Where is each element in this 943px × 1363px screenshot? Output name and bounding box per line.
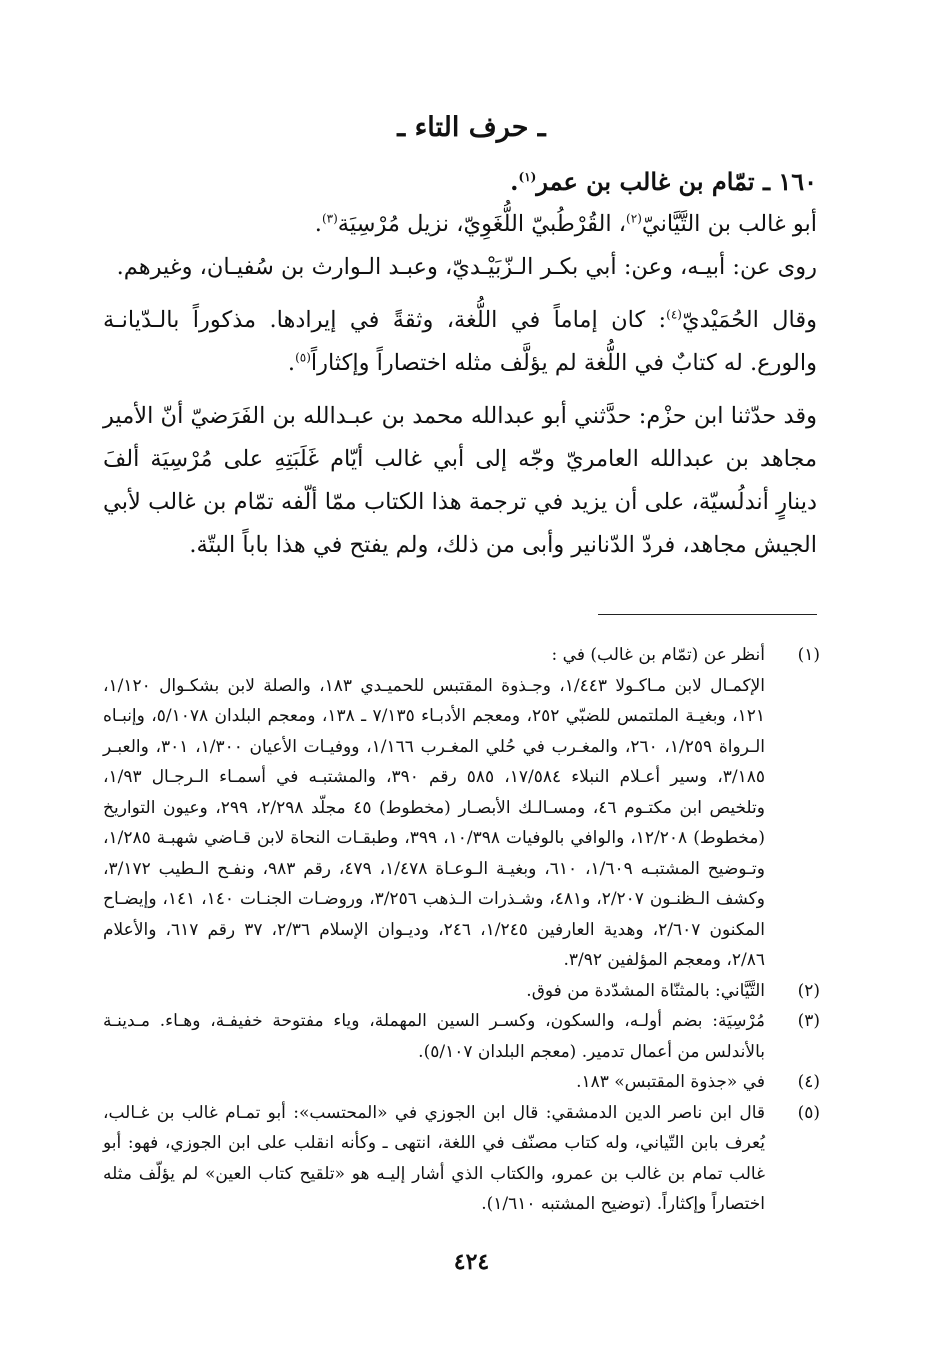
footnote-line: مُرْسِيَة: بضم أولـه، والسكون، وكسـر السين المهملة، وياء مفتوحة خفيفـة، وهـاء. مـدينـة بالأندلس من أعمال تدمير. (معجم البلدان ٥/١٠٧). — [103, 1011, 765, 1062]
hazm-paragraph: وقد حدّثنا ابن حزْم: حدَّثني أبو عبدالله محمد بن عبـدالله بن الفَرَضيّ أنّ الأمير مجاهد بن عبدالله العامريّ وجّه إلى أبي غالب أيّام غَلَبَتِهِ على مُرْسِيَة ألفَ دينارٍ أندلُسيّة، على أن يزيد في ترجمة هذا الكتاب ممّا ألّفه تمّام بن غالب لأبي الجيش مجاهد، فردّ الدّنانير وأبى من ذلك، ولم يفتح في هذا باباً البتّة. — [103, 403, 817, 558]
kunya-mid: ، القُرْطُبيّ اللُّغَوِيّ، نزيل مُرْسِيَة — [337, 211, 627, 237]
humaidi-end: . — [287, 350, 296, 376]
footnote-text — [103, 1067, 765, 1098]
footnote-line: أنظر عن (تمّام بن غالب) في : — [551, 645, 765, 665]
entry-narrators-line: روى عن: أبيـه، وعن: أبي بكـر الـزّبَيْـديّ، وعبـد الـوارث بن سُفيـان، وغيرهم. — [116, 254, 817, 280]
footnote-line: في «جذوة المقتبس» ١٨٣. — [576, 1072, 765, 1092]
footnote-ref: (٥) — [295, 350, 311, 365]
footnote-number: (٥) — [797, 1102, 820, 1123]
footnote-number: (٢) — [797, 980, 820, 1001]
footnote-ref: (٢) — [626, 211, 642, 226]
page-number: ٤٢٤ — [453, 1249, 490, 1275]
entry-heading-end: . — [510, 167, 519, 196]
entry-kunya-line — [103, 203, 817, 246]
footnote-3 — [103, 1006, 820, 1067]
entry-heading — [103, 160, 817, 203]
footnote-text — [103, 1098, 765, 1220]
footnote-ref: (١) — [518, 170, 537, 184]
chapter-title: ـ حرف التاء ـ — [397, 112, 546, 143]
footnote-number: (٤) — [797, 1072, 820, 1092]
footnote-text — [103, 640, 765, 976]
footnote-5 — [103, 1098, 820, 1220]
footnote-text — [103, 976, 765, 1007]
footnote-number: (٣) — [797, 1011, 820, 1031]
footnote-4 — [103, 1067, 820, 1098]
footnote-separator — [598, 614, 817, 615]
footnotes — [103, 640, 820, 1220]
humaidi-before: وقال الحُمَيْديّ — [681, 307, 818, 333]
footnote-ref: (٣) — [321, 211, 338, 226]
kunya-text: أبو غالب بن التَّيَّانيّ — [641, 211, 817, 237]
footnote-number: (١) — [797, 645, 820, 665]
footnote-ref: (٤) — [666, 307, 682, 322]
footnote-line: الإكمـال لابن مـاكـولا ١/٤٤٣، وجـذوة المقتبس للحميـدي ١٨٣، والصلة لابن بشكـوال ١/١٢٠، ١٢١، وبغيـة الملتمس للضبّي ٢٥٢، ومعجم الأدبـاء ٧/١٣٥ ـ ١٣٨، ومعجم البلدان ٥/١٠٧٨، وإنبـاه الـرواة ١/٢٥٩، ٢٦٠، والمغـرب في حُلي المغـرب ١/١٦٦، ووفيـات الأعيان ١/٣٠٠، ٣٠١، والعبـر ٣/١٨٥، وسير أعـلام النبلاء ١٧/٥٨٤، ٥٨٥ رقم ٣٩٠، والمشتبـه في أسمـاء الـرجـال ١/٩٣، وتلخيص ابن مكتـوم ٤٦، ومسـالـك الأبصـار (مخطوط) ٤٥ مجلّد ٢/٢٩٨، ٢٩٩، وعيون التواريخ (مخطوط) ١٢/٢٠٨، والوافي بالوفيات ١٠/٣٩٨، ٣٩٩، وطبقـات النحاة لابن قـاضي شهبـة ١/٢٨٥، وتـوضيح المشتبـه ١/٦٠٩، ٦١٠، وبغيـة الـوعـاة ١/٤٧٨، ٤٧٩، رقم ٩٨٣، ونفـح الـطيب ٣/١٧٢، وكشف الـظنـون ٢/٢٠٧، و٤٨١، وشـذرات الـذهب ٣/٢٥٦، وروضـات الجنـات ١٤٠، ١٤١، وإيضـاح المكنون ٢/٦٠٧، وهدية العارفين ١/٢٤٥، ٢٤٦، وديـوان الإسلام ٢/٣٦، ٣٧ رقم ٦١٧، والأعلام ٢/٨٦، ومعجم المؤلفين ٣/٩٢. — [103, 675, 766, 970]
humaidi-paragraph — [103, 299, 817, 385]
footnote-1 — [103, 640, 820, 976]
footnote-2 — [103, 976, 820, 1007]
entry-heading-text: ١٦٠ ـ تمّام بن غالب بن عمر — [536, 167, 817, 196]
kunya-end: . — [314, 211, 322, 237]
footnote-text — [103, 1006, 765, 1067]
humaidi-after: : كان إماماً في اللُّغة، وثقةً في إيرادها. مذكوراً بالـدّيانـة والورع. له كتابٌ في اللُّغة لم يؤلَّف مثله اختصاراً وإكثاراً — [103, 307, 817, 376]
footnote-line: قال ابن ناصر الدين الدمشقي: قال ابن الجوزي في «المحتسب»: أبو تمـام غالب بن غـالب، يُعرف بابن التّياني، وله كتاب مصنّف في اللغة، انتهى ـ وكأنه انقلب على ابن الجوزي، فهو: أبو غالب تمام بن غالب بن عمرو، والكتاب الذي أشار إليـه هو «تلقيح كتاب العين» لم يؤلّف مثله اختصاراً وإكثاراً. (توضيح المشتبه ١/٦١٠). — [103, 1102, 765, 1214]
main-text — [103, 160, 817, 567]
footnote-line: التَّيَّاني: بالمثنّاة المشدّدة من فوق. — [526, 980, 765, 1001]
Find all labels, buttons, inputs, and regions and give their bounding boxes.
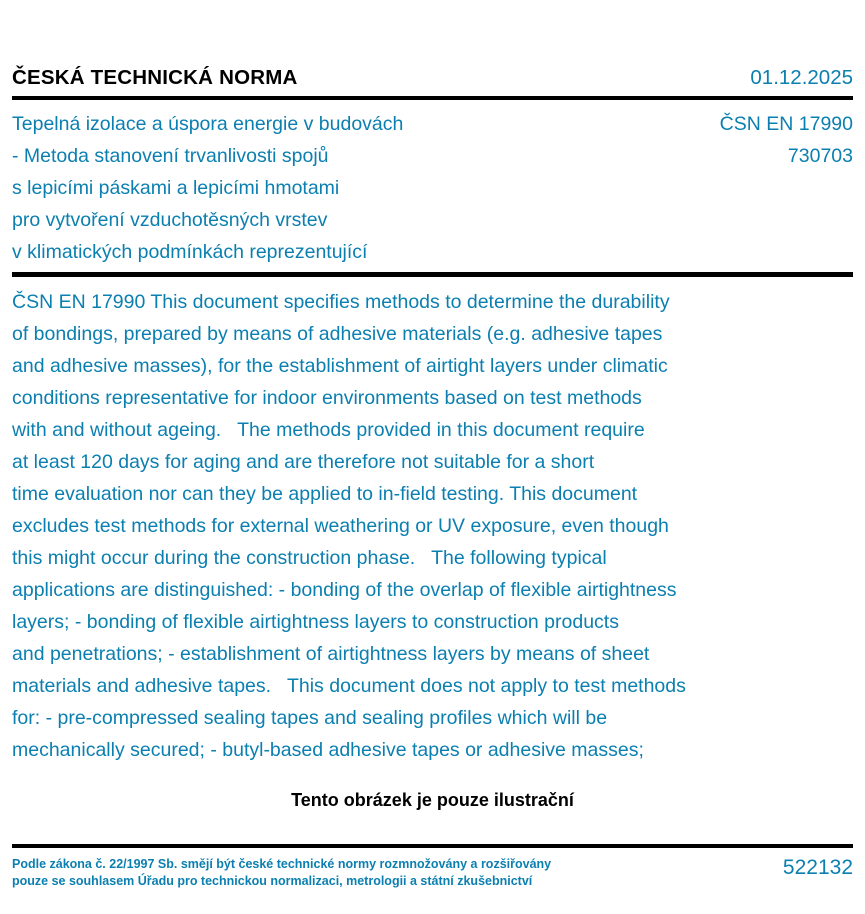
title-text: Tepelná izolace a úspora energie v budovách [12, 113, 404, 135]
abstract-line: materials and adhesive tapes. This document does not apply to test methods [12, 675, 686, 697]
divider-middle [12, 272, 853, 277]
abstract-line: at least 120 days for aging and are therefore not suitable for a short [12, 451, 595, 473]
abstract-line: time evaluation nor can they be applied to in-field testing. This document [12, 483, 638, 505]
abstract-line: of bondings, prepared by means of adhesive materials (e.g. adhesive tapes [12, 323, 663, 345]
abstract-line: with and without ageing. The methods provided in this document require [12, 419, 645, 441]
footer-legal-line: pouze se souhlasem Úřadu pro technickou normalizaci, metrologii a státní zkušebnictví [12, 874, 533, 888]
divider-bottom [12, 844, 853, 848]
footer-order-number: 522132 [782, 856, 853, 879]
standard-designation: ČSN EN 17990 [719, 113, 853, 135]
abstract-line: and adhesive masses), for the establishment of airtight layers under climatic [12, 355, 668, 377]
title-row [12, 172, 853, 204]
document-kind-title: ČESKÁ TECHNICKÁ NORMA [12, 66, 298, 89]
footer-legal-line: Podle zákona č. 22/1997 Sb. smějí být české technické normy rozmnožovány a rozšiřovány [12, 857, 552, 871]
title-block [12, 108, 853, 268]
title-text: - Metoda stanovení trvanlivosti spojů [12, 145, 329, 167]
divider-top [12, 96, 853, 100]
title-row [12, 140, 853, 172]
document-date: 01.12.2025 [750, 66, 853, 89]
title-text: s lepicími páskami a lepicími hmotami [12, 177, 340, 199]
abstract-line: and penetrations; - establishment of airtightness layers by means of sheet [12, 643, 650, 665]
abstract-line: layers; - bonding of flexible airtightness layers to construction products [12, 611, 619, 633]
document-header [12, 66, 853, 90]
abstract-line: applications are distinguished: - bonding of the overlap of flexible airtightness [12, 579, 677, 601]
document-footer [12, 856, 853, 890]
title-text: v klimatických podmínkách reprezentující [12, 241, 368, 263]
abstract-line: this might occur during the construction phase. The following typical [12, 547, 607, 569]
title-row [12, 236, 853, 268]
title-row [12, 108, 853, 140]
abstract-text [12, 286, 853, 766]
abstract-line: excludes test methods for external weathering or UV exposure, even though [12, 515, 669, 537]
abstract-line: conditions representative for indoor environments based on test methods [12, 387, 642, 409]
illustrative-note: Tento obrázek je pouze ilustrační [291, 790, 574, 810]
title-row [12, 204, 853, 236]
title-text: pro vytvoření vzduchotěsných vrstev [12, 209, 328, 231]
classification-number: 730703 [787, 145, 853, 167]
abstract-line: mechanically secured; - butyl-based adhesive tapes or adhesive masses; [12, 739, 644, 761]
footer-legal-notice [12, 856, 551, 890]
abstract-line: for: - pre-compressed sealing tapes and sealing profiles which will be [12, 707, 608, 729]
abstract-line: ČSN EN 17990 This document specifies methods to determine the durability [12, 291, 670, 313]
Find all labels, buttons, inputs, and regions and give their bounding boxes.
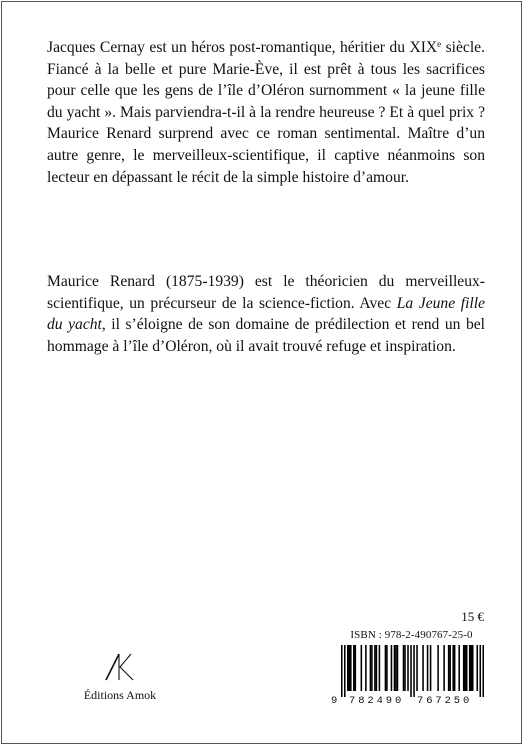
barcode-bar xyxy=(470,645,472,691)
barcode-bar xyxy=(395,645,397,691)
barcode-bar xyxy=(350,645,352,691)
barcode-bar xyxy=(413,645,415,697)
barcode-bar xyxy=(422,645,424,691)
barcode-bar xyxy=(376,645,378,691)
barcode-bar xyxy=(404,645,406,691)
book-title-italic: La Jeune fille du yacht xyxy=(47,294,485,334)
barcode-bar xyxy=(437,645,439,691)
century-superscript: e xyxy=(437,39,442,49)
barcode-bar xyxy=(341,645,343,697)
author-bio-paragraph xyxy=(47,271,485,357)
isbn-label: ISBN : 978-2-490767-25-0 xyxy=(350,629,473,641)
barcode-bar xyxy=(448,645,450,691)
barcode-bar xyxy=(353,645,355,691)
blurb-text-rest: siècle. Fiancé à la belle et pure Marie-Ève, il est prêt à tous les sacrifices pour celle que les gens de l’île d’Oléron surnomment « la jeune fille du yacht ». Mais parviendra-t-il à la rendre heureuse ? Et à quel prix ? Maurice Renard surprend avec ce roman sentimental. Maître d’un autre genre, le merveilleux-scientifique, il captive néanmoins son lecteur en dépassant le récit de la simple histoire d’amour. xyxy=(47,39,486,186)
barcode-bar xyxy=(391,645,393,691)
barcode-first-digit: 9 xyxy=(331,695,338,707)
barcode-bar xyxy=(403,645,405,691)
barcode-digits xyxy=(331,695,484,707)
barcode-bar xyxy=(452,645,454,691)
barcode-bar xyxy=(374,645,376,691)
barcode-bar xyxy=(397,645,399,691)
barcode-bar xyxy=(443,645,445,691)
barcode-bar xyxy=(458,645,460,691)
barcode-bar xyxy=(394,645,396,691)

⁂

**Task:**
Write out everything from the line containing "footnote-line: مُرْسِيَة: بضم" down to the line containing "1072, 765, 1092]" again, substituting "note-line" for each "footnote-line" and leaving the rest unchanged.

**The completed task:**
note-line: مُرْسِيَة: بضم أولـه، والسكون، وكسـر السين المهملة، وياء مفتوحة خفيفـة، وهـاء. مـدينـة بالأندلس من أعمال تدمير. (معجم البلدان ٥/١٠٧). — [103, 1011, 765, 1062]
hazm-paragraph: وقد حدّثنا ابن حزْم: حدَّثني أبو عبدالله محمد بن عبـدالله بن الفَرَضيّ أنّ الأمير مجاهد بن عبدالله العامريّ وجّه إلى أبي غالب أيّام غَلَبَتِهِ على مُرْسِيَة ألفَ دينارٍ أندلُسيّة، على أن يزيد في ترجمة هذا الكتاب ممّا ألّفه تمّام بن غالب لأبي الجيش مجاهد، فردّ الدّنانير وأبى من ذلك، ولم يفتح في هذا باباً البتّة. — [103, 403, 817, 558]
kunya-mid: ، القُرْطُبيّ اللُّغَوِيّ، نزيل مُرْسِيَة — [337, 211, 627, 237]
humaidi-end: . — [287, 350, 296, 376]
footnote-text — [103, 1067, 765, 1098]
note-line: أنظر عن (تمّام بن غالب) في : — [551, 645, 765, 665]
entry-narrators-line: روى عن: أبيـه، وعن: أبي بكـر الـزّبَيْـديّ، وعبـد الـوارث بن سُفيـان، وغيرهم. — [116, 254, 817, 280]
note-line: في «جذوة المقتبس» ١٨٣. — [576, 1072, 765, 1092]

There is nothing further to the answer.